The problem - Scan the data beneath this task and copy each line that includes "Светлый".

--- START Exercise materials ---

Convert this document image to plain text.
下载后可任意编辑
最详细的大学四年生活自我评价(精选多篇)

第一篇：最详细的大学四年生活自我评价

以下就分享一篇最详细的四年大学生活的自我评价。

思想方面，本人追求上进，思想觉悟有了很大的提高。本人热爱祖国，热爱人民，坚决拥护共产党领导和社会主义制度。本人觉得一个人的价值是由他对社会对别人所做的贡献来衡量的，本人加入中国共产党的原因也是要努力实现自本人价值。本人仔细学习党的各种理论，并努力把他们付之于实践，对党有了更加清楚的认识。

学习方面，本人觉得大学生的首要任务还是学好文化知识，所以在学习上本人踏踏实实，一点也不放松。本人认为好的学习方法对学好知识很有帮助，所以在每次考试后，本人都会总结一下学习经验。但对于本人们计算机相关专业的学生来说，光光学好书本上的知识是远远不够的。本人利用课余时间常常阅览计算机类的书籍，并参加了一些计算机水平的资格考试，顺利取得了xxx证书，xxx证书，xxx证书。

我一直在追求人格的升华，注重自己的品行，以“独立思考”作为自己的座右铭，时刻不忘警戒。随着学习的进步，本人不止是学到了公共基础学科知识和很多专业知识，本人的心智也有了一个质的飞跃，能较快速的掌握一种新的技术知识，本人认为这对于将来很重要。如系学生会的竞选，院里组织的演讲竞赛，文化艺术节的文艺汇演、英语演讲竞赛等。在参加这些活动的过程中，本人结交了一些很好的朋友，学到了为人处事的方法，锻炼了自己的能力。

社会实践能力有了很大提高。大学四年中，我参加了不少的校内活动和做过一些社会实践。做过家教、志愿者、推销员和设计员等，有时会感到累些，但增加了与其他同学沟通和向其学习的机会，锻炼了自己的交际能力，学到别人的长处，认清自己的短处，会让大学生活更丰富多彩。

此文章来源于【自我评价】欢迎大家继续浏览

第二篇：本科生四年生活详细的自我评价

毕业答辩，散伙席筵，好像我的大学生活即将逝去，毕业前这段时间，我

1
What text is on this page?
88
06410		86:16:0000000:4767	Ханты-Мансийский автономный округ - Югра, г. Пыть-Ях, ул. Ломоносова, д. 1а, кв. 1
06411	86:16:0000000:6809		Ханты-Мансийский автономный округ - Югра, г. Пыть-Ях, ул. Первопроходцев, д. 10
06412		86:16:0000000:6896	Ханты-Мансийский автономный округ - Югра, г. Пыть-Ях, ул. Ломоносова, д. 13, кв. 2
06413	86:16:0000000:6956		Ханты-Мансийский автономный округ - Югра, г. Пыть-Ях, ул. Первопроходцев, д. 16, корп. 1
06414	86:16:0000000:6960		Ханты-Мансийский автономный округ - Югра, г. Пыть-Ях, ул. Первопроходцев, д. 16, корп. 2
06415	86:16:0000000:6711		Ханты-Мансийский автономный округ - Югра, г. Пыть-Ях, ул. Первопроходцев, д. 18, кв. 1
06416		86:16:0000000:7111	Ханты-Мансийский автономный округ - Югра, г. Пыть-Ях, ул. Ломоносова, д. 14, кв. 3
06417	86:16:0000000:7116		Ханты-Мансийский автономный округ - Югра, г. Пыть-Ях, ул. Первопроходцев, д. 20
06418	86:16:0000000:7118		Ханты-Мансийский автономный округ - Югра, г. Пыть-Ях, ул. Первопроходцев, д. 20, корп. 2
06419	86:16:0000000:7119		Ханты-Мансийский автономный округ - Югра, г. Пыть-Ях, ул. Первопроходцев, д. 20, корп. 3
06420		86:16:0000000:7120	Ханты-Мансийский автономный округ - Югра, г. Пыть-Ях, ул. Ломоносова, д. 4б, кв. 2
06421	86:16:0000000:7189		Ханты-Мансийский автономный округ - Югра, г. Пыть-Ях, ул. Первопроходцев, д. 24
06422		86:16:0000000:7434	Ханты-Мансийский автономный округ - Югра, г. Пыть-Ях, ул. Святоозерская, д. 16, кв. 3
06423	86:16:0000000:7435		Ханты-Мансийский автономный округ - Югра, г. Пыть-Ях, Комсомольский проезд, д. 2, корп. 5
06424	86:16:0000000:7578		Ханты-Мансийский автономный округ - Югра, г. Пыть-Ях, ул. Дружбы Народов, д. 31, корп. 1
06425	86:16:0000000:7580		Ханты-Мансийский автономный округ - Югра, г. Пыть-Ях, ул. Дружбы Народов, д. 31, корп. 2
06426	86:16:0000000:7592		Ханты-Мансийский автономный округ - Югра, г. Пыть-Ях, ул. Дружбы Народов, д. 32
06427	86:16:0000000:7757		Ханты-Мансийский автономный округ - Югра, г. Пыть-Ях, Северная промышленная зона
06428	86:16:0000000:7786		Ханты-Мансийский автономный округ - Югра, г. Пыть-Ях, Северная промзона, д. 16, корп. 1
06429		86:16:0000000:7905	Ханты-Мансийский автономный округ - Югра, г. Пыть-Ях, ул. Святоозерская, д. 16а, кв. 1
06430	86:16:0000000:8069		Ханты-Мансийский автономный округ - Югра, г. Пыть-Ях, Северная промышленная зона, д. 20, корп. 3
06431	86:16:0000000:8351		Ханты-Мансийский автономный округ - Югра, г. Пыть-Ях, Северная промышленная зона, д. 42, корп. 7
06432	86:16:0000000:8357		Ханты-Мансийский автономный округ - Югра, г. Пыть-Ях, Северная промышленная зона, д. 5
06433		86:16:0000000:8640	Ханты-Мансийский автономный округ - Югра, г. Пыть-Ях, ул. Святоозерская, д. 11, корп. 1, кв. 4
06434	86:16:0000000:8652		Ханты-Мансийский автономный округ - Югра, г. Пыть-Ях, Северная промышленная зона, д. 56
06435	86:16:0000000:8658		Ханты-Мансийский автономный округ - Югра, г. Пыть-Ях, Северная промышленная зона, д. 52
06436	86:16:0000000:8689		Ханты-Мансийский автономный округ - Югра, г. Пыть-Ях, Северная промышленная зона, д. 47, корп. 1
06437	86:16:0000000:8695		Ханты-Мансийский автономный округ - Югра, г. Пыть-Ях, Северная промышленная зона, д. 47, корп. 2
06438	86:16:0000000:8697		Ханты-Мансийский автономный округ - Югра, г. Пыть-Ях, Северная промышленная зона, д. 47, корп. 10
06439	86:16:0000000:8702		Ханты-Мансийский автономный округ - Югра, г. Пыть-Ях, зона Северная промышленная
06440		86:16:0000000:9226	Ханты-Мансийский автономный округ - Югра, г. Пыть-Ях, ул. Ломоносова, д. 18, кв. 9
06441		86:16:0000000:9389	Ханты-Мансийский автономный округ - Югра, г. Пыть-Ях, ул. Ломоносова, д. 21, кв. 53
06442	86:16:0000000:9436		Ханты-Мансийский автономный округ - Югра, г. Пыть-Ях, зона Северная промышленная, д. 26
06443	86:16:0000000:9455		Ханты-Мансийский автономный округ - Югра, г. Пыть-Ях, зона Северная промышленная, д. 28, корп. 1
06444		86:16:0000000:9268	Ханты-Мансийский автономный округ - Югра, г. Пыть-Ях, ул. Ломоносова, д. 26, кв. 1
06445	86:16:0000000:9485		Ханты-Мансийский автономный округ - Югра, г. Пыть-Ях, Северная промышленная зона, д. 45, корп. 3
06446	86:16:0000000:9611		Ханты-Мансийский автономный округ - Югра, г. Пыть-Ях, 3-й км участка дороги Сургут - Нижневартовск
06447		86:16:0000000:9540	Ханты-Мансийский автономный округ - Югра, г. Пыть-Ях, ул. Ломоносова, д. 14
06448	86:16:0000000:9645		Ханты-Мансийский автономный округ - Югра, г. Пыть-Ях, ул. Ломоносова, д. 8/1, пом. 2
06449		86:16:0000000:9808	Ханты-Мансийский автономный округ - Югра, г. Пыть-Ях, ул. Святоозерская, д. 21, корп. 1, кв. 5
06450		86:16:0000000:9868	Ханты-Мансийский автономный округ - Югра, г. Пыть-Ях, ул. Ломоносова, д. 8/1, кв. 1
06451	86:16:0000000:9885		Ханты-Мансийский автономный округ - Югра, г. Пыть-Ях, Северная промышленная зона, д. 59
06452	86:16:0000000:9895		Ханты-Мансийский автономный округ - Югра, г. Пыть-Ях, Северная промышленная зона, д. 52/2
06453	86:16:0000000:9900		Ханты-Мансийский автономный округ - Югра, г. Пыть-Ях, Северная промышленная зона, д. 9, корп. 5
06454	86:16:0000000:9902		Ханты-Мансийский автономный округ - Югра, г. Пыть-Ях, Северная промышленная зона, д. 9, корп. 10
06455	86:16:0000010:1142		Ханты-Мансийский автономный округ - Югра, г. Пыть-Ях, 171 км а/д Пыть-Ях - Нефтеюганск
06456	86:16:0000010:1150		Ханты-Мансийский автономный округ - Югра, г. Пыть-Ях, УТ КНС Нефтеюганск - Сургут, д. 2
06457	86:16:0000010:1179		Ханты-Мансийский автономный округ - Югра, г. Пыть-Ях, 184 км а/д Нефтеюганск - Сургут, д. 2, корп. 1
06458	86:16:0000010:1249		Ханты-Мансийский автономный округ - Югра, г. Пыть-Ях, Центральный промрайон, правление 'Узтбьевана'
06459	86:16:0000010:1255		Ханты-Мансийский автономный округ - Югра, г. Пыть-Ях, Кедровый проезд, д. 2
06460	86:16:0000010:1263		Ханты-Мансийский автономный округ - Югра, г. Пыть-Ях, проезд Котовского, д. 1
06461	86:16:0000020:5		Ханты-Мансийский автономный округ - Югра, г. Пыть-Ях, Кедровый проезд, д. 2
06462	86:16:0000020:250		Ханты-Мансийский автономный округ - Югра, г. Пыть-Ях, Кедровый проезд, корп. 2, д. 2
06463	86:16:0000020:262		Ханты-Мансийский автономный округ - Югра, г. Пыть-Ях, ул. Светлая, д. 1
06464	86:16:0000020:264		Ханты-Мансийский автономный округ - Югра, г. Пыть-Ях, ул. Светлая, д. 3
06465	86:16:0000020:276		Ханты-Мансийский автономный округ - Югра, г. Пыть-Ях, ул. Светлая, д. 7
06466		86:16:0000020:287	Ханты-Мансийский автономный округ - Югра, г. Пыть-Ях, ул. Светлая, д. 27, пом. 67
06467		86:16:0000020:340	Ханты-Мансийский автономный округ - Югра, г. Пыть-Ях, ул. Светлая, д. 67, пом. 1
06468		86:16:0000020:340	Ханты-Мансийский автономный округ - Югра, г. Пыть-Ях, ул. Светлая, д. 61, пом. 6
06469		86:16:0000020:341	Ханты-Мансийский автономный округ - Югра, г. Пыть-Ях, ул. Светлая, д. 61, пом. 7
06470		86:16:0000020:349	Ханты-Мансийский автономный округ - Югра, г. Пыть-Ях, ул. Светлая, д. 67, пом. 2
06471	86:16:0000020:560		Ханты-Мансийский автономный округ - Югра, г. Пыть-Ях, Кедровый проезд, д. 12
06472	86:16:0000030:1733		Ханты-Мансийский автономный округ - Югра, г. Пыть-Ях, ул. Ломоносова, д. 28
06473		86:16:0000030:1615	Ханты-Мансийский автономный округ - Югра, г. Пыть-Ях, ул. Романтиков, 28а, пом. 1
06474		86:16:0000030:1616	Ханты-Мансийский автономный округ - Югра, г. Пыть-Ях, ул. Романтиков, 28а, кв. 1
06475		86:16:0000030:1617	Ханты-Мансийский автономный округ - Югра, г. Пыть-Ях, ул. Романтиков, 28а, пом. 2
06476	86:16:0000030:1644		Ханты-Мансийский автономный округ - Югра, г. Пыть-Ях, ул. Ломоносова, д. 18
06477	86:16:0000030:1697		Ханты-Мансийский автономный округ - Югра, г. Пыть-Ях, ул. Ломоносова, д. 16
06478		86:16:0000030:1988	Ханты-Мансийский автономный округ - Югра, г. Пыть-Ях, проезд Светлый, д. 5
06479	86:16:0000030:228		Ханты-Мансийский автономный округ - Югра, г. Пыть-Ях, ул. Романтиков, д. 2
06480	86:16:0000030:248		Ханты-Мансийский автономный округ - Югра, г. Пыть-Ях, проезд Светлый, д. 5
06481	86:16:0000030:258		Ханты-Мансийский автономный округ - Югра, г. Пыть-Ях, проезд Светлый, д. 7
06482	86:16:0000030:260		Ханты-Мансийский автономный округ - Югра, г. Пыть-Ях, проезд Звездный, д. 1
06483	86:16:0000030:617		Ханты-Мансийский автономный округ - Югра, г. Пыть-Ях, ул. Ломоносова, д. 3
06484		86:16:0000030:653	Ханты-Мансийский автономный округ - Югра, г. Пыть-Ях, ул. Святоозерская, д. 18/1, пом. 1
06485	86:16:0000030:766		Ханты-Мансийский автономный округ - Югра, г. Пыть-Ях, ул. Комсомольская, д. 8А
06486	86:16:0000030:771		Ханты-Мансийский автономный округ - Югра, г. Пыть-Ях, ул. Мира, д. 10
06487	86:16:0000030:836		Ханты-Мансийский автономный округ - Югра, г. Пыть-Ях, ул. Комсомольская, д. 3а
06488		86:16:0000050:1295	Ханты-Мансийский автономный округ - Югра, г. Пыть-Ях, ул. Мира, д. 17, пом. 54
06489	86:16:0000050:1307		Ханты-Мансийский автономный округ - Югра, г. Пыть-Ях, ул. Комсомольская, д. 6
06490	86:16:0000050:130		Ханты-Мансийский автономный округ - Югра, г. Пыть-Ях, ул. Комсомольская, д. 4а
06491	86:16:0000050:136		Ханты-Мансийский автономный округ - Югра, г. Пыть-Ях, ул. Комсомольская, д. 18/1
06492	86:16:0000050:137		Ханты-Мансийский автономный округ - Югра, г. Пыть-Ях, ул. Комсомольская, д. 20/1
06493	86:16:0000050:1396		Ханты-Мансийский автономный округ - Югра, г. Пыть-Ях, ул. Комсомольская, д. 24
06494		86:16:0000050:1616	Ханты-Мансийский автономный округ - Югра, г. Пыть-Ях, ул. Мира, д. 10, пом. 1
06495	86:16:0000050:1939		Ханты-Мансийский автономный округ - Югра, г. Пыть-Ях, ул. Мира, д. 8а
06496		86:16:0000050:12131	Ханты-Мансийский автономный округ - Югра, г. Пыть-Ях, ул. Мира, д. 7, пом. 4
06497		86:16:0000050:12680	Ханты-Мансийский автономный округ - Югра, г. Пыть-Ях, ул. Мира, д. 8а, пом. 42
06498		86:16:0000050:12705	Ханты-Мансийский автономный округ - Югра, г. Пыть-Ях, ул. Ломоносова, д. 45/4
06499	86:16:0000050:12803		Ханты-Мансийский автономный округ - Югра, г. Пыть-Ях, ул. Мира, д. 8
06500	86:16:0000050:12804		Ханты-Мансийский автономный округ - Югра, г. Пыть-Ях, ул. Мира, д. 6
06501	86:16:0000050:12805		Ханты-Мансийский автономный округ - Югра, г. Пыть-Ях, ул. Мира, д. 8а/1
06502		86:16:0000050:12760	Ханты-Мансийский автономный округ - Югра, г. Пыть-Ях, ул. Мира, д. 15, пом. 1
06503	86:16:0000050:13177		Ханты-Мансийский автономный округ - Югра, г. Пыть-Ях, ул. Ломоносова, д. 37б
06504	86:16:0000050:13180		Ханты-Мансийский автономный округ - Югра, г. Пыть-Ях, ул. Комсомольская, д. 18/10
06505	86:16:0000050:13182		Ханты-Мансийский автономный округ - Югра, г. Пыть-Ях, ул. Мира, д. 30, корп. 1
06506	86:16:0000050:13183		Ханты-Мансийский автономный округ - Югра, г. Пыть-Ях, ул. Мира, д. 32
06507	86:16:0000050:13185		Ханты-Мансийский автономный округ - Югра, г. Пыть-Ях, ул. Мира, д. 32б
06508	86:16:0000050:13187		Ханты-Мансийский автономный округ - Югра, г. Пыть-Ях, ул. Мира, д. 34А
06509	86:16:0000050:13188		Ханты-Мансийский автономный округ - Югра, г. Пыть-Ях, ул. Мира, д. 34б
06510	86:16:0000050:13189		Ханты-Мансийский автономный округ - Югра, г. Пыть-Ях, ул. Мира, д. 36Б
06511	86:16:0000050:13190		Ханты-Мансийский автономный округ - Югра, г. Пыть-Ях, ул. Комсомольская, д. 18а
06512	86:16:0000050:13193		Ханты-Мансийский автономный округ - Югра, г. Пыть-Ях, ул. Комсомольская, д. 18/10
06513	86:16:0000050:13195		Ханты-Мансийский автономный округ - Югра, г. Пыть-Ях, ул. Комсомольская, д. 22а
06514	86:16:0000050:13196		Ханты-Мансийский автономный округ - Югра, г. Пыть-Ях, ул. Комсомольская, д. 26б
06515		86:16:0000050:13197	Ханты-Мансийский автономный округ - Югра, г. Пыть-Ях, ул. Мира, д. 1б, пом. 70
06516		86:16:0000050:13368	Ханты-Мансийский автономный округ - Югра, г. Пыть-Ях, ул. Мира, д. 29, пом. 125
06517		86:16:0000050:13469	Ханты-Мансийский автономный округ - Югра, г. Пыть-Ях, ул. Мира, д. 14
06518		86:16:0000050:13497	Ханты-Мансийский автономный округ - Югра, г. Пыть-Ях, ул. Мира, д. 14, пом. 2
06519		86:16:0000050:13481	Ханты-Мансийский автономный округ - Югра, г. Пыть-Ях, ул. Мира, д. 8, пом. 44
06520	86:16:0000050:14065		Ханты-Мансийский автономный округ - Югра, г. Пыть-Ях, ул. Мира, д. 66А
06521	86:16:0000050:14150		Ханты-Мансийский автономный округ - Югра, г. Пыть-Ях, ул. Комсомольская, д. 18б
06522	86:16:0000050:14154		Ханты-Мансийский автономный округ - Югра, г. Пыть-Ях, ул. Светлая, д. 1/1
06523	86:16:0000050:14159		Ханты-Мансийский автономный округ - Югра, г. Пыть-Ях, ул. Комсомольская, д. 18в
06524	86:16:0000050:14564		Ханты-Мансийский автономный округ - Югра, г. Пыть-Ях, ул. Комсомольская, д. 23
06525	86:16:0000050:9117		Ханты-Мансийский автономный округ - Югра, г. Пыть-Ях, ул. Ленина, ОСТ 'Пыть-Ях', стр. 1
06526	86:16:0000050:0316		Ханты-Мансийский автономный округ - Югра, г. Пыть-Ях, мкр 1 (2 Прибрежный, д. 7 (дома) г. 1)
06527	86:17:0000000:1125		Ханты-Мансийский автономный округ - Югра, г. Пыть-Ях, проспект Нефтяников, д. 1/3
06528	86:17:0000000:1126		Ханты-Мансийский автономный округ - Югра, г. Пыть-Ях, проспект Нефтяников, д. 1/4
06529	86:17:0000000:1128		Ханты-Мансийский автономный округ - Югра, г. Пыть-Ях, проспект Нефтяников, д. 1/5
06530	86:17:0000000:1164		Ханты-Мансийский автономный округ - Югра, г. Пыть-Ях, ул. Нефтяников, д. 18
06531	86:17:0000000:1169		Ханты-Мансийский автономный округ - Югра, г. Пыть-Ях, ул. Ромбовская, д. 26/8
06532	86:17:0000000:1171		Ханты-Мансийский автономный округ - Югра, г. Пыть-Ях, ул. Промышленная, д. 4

--- END Exercise materials ---

Exercise solution -
06478		86:16:0000030:1988	Ханты-Мансийский автономный округ - Югра, г. Пыть-Ях, проезд Светлый, д. 5
06480	86:16:0000030:248		Ханты-Мансийский автономный округ - Югра, г. Пыть-Ях, проезд Светлый, д. 5
06481	86:16:0000030:258		Ханты-Мансийский автономный округ - Югра, г. Пыть-Ях, проезд Светлый, д. 7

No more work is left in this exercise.